Task requirements → Tally the lines in these records that hold the string "veya", and reply with the number alone.

Dataset extract →
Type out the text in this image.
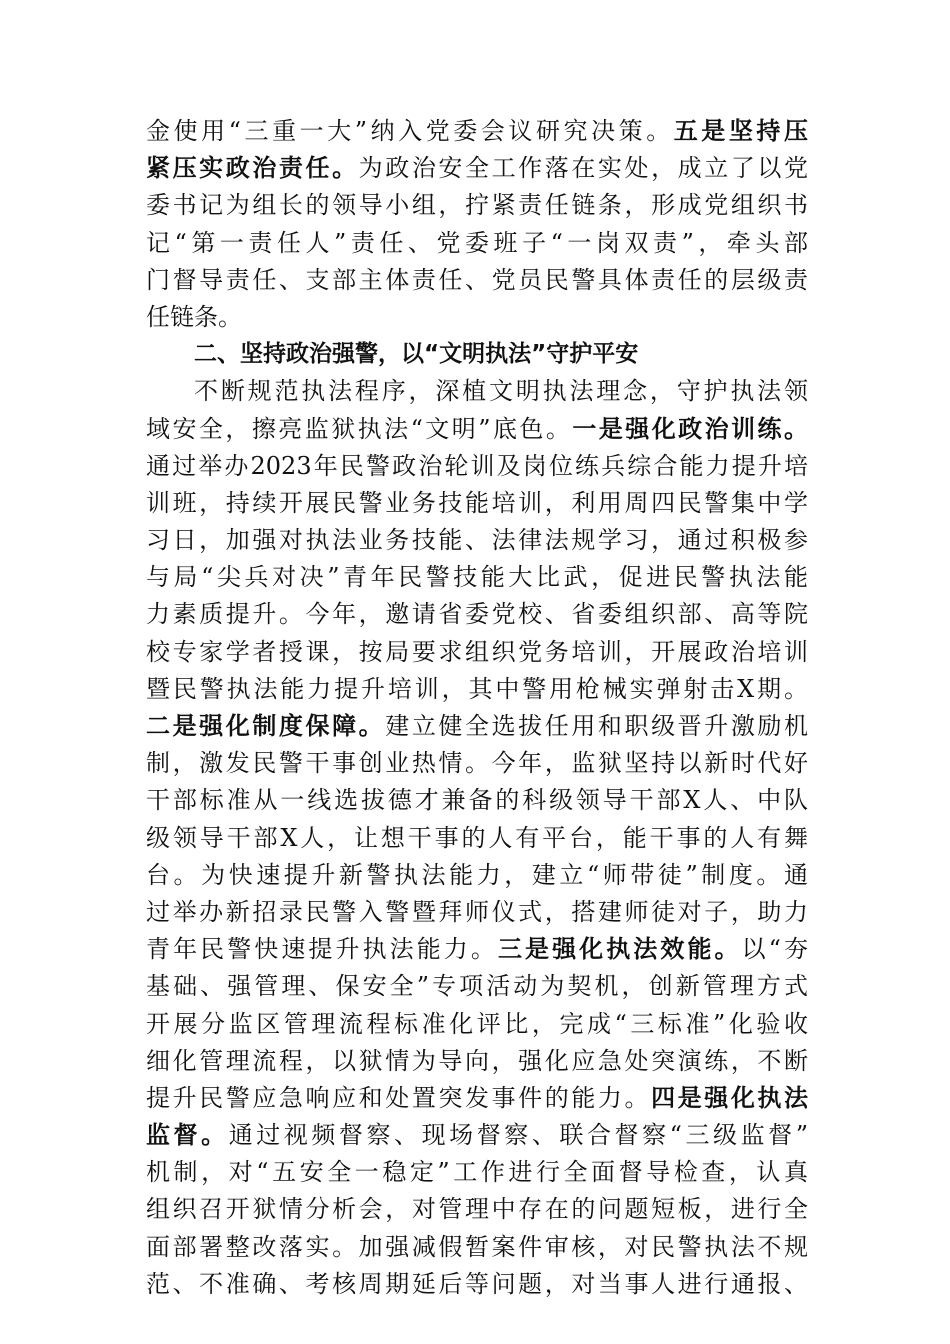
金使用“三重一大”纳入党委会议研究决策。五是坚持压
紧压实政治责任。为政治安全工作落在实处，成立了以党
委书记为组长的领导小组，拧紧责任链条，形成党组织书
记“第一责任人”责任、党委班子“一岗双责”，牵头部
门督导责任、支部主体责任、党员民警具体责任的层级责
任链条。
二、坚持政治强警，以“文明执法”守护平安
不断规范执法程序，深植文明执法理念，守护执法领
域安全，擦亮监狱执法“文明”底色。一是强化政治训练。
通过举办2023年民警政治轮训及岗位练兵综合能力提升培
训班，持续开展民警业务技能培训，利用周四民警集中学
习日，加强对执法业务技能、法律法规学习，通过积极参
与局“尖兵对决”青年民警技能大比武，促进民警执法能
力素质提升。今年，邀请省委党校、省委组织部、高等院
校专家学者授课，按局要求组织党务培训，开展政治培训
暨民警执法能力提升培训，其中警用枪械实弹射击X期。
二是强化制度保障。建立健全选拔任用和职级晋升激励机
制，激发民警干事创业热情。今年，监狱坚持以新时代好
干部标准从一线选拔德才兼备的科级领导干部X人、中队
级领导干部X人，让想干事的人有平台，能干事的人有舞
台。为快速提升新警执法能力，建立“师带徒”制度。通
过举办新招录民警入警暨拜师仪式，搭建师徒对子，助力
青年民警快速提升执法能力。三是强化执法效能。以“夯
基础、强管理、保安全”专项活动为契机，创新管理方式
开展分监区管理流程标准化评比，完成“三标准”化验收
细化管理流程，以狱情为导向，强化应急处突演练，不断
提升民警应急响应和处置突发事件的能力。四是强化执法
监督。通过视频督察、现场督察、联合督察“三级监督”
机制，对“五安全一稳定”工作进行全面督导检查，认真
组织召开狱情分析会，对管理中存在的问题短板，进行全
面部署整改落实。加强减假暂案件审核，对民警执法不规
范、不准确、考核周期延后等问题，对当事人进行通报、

==

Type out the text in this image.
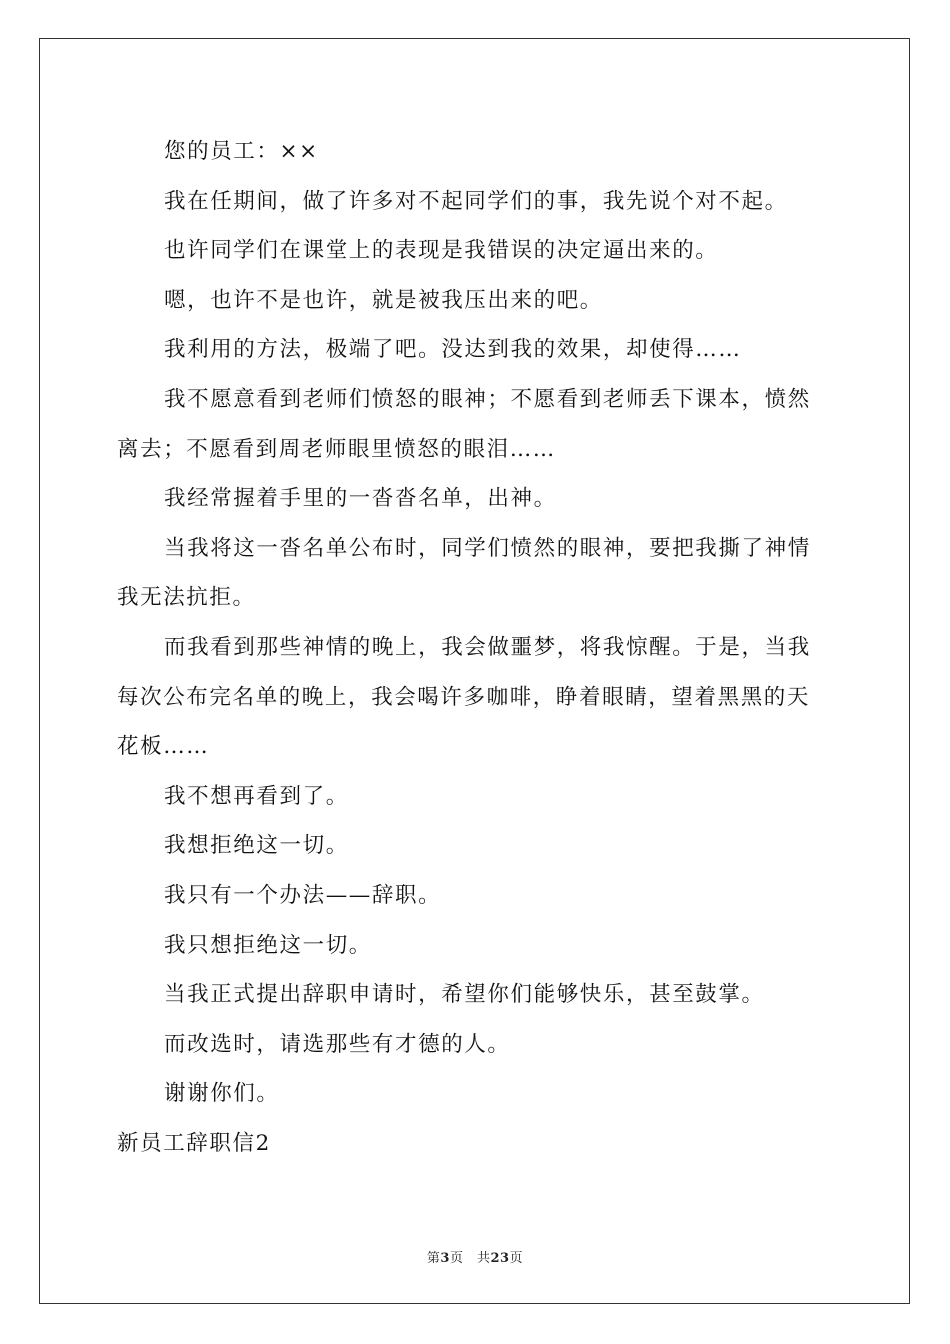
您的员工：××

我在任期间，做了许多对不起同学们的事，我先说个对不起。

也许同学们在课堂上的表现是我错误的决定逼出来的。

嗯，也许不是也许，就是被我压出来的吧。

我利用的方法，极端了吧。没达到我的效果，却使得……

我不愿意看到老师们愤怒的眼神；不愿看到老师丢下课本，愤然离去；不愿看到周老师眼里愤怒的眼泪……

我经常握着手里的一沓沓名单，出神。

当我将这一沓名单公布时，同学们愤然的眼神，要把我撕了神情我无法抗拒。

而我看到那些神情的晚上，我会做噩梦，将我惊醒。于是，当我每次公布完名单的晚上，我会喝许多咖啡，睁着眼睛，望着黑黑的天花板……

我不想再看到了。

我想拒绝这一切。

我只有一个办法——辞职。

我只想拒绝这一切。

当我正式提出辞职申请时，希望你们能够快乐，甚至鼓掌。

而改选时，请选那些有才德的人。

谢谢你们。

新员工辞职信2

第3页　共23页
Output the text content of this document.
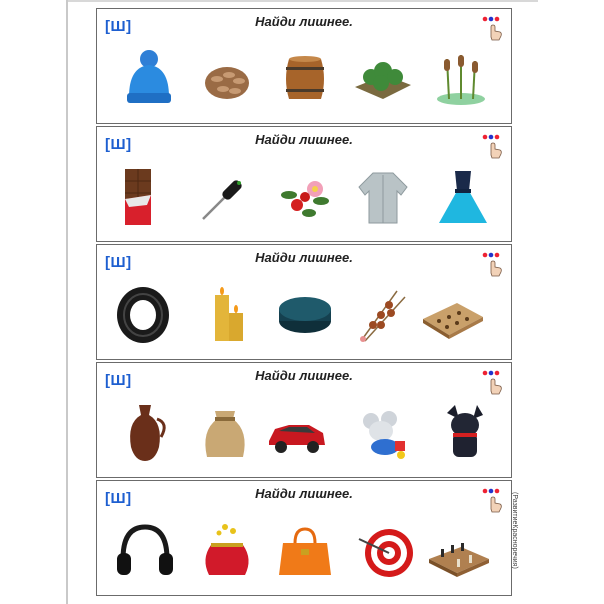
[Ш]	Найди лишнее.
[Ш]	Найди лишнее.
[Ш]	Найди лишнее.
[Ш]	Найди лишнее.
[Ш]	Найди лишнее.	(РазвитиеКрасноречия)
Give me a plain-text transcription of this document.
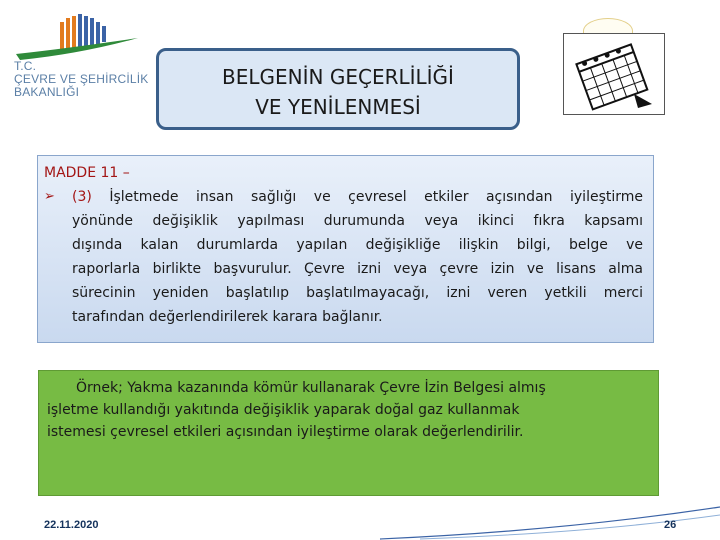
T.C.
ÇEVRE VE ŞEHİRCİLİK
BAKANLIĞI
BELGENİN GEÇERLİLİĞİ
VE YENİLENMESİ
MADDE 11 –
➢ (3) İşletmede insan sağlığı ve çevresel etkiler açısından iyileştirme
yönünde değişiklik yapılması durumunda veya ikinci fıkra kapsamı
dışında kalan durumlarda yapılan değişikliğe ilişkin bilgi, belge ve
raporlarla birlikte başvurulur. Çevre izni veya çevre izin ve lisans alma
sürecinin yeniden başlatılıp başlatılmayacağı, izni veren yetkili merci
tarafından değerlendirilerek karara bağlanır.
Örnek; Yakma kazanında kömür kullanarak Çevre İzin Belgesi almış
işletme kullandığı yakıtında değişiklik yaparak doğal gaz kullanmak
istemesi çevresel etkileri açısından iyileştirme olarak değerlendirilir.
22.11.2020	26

Task output → 2